* Entries with figure data
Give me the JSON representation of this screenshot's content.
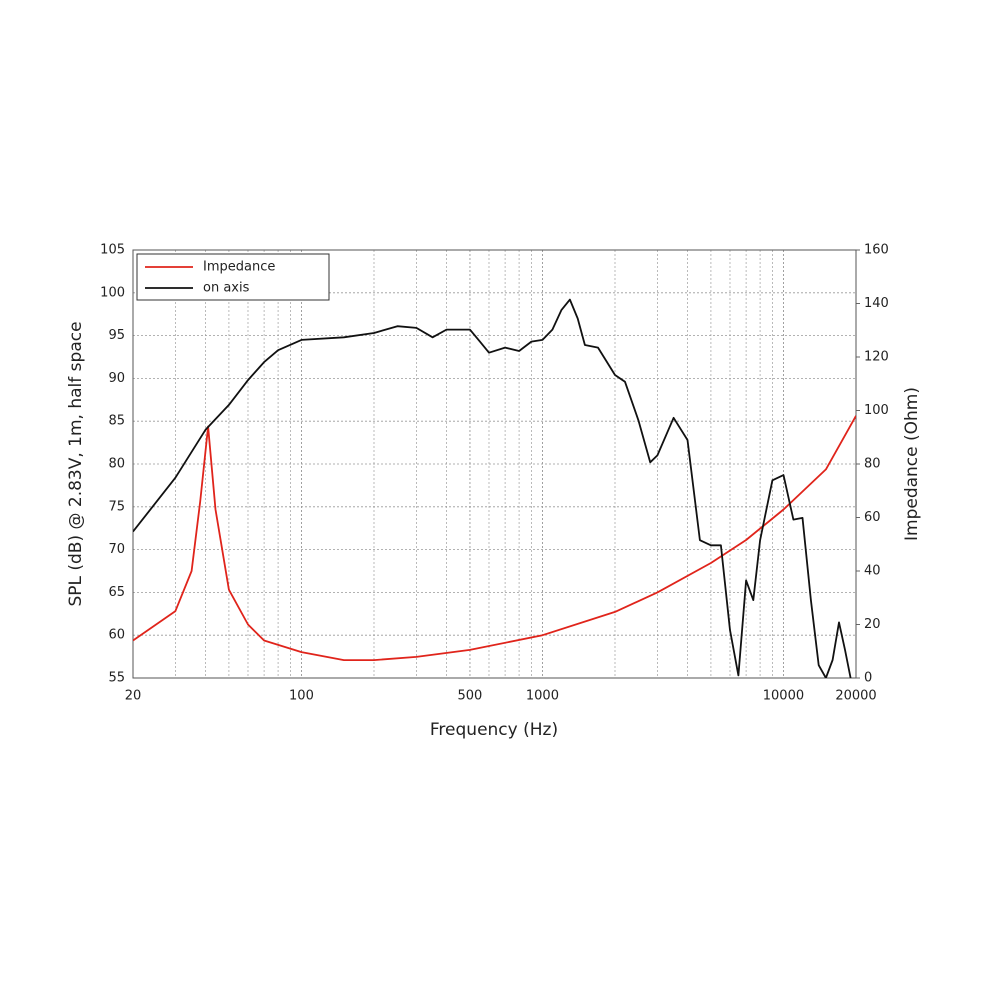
{
  "chart_data": {
    "type": "line",
    "xlabel": "Frequency (Hz)",
    "ylabel": "SPL (dB) @ 2.83V, 1m, half space",
    "y2label": "Impedance (Ohm)",
    "xscale": "log",
    "xlim": [
      20,
      20000
    ],
    "xticks": [
      20,
      100,
      500,
      1000,
      10000,
      20000
    ],
    "ylim": [
      55,
      105
    ],
    "yticks": [
      55,
      60,
      65,
      70,
      75,
      80,
      85,
      90,
      95,
      100,
      105
    ],
    "y2lim": [
      0,
      160
    ],
    "y2ticks": [
      0,
      20,
      40,
      60,
      80,
      100,
      120,
      140,
      160
    ],
    "grid": true,
    "legend": "top-left",
    "series": [
      {
        "name": "Impedance",
        "color": "#e0241b",
        "axis": "y2",
        "x": [
          20,
          30,
          35,
          38,
          41,
          44,
          50,
          60,
          70,
          100,
          150,
          200,
          300,
          500,
          1000,
          2000,
          3000,
          5000,
          7000,
          10000,
          15000,
          20000
        ],
        "values": [
          14,
          25,
          40,
          66,
          94,
          63,
          33,
          20,
          14,
          9.7,
          6.7,
          6.7,
          7.9,
          10.5,
          16,
          24.7,
          32,
          43,
          51.6,
          63,
          78,
          98
        ]
      },
      {
        "name": "on axis",
        "color": "#111111",
        "axis": "y",
        "x": [
          20,
          30,
          40,
          50,
          60,
          70,
          80,
          100,
          150,
          200,
          250,
          300,
          350,
          400,
          500,
          550,
          600,
          700,
          800,
          900,
          1000,
          1100,
          1200,
          1300,
          1400,
          1500,
          1700,
          2000,
          2200,
          2500,
          2800,
          3000,
          3500,
          4000,
          4500,
          5000,
          5500,
          6000,
          6500,
          7000,
          7500,
          8000,
          9000,
          10000,
          11000,
          12000,
          13000,
          14000,
          15000,
          16000,
          17000,
          18000,
          19000
        ],
        "values": [
          72.1,
          78.4,
          84,
          86.9,
          89.8,
          91.9,
          93.3,
          94.5,
          94.8,
          95.3,
          96.1,
          95.9,
          94.8,
          95.7,
          95.7,
          94.3,
          93,
          93.6,
          93.2,
          94.3,
          94.5,
          95.7,
          98,
          99.2,
          97,
          93.9,
          93.6,
          90.4,
          89.6,
          85.1,
          80.2,
          81,
          85.4,
          82.8,
          71.1,
          70.5,
          70.5,
          60.6,
          55.3,
          66.4,
          64.1,
          71.1,
          78.1,
          78.7,
          73.5,
          73.7,
          64.1,
          56.5,
          55,
          57.1,
          61.5,
          58.3,
          55
        ]
      }
    ]
  }
}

* SHORT PROBLEM
Pictures are to be left out; the records above must be repeated word for word.

* FINISHED ANSWER
Give me the JSON representation of this screenshot's content.
{
  "chart_data": {
    "type": "line",
    "xlabel": "Frequency (Hz)",
    "ylabel": "SPL (dB) @ 2.83V, 1m, half space",
    "y2label": "Impedance (Ohm)",
    "xscale": "log",
    "xlim": [
      20,
      20000
    ],
    "xticks": [
      20,
      100,
      500,
      1000,
      10000,
      20000
    ],
    "ylim": [
      55,
      105
    ],
    "yticks": [
      55,
      60,
      65,
      70,
      75,
      80,
      85,
      90,
      95,
      100,
      105
    ],
    "y2lim": [
      0,
      160
    ],
    "y2ticks": [
      0,
      20,
      40,
      60,
      80,
      100,
      120,
      140,
      160
    ],
    "grid": true,
    "legend": "top-left",
    "series": [
      {
        "name": "Impedance",
        "color": "#e0241b",
        "axis": "y2",
        "x": [
          20,
          30,
          35,
          38,
          41,
          44,
          50,
          60,
          70,
          100,
          150,
          200,
          300,
          500,
          1000,
          2000,
          3000,
          5000,
          7000,
          10000,
          15000,
          20000
        ],
        "values": [
          14,
          25,
          40,
          66,
          94,
          63,
          33,
          20,
          14,
          9.7,
          6.7,
          6.7,
          7.9,
          10.5,
          16,
          24.7,
          32,
          43,
          51.6,
          63,
          78,
          98
        ]
      },
      {
        "name": "on axis",
        "color": "#111111",
        "axis": "y",
        "x": [
          20,
          30,
          40,
          50,
          60,
          70,
          80,
          100,
          150,
          200,
          250,
          300,
          350,
          400,
          500,
          550,
          600,
          700,
          800,
          900,
          1000,
          1100,
          1200,
          1300,
          1400,
          1500,
          1700,
          2000,
          2200,
          2500,
          2800,
          3000,
          3500,
          4000,
          4500,
          5000,
          5500,
          6000,
          6500,
          7000,
          7500,
          8000,
          9000,
          10000,
          11000,
          12000,
          13000,
          14000,
          15000,
          16000,
          17000,
          18000,
          19000
        ],
        "values": [
          72.1,
          78.4,
          84,
          86.9,
          89.8,
          91.9,
          93.3,
          94.5,
          94.8,
          95.3,
          96.1,
          95.9,
          94.8,
          95.7,
          95.7,
          94.3,
          93,
          93.6,
          93.2,
          94.3,
          94.5,
          95.7,
          98,
          99.2,
          97,
          93.9,
          93.6,
          90.4,
          89.6,
          85.1,
          80.2,
          81,
          85.4,
          82.8,
          71.1,
          70.5,
          70.5,
          60.6,
          55.3,
          66.4,
          64.1,
          71.1,
          78.1,
          78.7,
          73.5,
          73.7,
          64.1,
          56.5,
          55,
          57.1,
          61.5,
          58.3,
          55
        ]
      }
    ]
  }
}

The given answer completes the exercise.